─── Provided material
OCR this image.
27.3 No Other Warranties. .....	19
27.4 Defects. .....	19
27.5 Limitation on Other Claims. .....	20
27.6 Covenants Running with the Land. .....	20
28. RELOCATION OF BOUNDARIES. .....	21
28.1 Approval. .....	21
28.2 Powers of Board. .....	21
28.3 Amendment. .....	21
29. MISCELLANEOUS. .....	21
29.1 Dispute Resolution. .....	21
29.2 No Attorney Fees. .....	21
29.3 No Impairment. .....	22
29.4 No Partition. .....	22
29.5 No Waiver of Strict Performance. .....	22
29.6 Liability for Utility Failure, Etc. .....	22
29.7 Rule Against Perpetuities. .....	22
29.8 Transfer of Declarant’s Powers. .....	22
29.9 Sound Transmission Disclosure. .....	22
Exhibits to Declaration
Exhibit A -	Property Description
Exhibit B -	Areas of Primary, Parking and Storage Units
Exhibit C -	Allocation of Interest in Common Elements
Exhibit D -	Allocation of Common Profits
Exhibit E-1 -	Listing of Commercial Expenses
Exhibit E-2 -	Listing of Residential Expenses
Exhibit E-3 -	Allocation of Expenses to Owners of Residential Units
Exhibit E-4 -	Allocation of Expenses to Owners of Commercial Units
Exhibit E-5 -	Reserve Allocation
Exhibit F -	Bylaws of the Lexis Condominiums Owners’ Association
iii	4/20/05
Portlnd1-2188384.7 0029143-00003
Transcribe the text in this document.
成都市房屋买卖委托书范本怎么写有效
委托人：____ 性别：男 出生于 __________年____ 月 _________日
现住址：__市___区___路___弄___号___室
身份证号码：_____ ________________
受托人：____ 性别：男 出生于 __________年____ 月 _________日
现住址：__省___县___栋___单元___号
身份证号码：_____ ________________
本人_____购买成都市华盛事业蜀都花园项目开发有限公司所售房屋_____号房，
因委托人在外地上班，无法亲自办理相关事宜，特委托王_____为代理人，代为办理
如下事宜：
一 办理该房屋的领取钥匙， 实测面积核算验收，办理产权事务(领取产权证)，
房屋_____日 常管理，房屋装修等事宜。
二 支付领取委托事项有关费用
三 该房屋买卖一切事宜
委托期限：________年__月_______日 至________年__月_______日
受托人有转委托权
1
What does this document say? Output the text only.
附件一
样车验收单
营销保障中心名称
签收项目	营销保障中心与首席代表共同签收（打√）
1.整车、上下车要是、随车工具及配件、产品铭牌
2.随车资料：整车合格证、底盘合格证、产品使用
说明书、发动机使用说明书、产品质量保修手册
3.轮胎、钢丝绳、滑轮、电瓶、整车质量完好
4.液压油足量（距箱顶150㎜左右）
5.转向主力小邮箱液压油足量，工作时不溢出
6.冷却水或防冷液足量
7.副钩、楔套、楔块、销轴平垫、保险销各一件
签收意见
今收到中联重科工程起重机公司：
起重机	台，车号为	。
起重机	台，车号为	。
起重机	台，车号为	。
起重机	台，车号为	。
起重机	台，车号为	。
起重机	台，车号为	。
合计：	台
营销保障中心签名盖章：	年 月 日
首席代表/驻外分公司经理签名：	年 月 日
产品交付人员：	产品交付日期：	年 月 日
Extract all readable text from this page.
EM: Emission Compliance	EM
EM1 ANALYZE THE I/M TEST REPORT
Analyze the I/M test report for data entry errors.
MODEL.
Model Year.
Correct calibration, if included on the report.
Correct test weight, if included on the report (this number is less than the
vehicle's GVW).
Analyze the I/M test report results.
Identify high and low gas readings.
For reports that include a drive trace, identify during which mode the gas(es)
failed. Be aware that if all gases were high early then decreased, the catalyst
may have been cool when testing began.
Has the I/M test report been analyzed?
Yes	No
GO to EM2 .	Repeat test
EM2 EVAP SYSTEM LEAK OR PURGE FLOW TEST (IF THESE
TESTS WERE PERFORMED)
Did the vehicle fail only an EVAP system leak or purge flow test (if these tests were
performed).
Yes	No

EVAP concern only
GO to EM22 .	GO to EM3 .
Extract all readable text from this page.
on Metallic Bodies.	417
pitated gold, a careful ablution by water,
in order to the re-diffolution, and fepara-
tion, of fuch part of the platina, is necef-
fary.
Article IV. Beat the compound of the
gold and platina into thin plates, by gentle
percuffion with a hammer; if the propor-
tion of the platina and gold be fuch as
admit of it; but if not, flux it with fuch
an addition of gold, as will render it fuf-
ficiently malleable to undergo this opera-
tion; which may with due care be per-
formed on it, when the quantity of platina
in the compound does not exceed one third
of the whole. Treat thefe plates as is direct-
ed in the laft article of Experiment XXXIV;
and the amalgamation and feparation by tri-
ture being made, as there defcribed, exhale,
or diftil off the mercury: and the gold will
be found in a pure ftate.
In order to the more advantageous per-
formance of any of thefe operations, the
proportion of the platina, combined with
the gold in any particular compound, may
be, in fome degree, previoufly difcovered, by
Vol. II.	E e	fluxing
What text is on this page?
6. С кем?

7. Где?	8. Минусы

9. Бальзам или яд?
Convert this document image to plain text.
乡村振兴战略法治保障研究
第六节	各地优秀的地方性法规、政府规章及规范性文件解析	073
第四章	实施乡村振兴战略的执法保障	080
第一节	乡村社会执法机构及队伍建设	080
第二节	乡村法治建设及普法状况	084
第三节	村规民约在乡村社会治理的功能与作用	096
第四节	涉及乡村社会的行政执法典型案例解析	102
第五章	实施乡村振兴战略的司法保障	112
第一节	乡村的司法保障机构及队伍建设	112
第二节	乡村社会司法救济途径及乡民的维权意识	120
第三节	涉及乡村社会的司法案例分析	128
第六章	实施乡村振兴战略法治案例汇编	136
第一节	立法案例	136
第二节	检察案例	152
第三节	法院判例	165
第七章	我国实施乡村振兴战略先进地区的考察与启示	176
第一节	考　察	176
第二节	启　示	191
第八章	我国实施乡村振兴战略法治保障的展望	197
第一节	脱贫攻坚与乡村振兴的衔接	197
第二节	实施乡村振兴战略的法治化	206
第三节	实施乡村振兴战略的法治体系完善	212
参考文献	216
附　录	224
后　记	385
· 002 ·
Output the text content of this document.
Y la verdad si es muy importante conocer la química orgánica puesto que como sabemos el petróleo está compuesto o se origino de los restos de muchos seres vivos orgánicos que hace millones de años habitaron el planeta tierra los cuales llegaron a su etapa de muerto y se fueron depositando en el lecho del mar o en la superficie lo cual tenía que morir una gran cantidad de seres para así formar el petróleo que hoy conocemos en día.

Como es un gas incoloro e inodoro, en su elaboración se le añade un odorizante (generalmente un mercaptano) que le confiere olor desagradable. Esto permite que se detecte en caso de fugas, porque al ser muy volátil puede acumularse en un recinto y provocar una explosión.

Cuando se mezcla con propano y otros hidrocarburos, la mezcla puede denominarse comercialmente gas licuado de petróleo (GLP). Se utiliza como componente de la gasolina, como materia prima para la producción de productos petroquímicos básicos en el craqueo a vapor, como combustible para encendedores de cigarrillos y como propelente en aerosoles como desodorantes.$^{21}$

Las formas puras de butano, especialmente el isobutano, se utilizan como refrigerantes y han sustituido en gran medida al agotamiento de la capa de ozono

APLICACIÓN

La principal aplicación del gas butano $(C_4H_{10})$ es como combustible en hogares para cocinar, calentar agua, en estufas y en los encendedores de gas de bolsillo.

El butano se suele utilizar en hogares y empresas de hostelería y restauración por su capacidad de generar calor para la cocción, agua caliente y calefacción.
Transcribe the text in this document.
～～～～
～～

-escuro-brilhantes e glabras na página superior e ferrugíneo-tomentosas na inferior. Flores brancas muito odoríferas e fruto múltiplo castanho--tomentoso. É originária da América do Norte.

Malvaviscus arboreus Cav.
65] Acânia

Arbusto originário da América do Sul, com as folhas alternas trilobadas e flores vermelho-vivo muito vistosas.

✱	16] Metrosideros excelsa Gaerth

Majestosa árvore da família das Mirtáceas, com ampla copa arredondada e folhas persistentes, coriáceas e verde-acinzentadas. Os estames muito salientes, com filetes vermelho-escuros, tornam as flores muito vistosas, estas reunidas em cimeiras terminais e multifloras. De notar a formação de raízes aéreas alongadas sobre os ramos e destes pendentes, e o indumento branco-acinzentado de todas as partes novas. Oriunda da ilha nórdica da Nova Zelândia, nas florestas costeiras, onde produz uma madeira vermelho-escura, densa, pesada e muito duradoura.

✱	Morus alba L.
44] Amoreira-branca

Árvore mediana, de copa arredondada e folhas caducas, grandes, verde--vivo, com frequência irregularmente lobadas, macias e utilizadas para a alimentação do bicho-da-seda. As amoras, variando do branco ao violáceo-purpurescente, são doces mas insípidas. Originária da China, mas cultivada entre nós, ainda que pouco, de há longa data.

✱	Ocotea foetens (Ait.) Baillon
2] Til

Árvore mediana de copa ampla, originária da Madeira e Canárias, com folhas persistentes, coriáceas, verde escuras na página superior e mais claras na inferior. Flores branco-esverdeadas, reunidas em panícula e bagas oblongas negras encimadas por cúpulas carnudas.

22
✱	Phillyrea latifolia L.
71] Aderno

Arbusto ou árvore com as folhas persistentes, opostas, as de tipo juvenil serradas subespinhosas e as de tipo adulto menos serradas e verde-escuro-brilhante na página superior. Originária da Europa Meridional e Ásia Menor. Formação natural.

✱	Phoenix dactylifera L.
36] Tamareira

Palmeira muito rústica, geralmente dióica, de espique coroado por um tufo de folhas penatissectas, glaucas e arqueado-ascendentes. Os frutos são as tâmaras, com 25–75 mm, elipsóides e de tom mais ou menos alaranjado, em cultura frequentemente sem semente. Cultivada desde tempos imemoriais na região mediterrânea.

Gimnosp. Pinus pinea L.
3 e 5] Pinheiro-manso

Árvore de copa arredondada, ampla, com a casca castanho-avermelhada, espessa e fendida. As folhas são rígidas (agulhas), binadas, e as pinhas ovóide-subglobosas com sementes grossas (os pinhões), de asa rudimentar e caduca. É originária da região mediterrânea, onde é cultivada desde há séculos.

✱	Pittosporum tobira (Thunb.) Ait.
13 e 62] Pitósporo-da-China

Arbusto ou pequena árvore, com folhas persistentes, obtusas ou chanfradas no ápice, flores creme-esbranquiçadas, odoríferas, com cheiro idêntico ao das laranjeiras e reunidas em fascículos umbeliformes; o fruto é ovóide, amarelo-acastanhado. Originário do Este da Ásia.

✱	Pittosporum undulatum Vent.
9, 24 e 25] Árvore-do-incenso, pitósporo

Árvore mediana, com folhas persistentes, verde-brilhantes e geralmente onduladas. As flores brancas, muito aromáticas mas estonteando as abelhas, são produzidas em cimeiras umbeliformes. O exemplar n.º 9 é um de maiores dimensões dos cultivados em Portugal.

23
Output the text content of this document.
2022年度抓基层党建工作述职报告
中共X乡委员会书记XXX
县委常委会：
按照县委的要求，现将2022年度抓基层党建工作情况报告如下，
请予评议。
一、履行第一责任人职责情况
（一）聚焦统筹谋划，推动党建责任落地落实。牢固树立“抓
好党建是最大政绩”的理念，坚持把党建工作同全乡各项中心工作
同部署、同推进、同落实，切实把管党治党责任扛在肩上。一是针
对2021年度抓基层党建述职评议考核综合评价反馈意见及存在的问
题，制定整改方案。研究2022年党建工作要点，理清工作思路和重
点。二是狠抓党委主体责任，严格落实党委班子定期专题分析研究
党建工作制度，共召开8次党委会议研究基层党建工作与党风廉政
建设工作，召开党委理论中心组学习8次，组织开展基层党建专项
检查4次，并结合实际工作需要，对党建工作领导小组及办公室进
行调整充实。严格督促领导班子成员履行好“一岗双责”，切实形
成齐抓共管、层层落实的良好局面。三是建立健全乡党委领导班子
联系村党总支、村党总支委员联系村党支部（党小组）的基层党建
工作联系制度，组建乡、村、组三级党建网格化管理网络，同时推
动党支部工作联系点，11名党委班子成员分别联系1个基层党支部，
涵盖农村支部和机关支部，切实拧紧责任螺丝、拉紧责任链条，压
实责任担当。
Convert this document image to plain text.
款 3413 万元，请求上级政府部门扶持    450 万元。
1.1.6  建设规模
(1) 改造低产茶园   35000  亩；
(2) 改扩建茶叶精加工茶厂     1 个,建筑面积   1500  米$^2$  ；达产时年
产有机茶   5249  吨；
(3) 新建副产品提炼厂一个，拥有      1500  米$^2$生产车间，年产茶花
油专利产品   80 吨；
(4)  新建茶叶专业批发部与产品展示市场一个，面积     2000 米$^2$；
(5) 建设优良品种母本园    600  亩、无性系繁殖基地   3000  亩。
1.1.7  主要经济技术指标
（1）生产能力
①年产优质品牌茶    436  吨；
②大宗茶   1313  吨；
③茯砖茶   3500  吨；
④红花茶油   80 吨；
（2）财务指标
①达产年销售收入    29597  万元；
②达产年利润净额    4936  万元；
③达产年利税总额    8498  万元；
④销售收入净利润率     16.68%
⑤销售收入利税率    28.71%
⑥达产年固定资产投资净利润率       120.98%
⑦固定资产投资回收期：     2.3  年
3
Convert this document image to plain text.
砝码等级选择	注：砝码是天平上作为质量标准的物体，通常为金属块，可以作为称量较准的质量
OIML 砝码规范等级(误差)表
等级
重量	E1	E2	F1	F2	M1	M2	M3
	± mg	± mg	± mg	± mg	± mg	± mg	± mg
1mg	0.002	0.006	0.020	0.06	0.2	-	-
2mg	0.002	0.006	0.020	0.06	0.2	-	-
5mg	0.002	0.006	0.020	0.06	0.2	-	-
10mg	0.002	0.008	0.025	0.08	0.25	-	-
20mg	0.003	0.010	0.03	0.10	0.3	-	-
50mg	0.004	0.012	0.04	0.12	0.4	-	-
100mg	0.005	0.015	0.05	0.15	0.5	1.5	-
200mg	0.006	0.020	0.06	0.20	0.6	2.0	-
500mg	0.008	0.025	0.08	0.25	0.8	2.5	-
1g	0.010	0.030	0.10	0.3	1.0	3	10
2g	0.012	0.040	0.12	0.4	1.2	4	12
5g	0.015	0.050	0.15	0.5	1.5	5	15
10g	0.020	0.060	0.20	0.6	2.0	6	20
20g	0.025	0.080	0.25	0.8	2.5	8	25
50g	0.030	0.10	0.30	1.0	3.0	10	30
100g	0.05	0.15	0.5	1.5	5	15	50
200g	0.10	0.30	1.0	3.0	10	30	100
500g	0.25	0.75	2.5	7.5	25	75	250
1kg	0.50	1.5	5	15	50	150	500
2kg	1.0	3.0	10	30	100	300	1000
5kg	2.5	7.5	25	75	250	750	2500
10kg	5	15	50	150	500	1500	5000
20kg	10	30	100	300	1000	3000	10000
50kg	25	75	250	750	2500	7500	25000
──────
Gather from the entries above all lines that include the string "with".

27.6 Covenants Running with the Land. .....	20
percuffion with a hammer; if the propor-
admit of it; but if not, flux it with fuch
tion; which may with due care be per-
proportion of the platina, combined with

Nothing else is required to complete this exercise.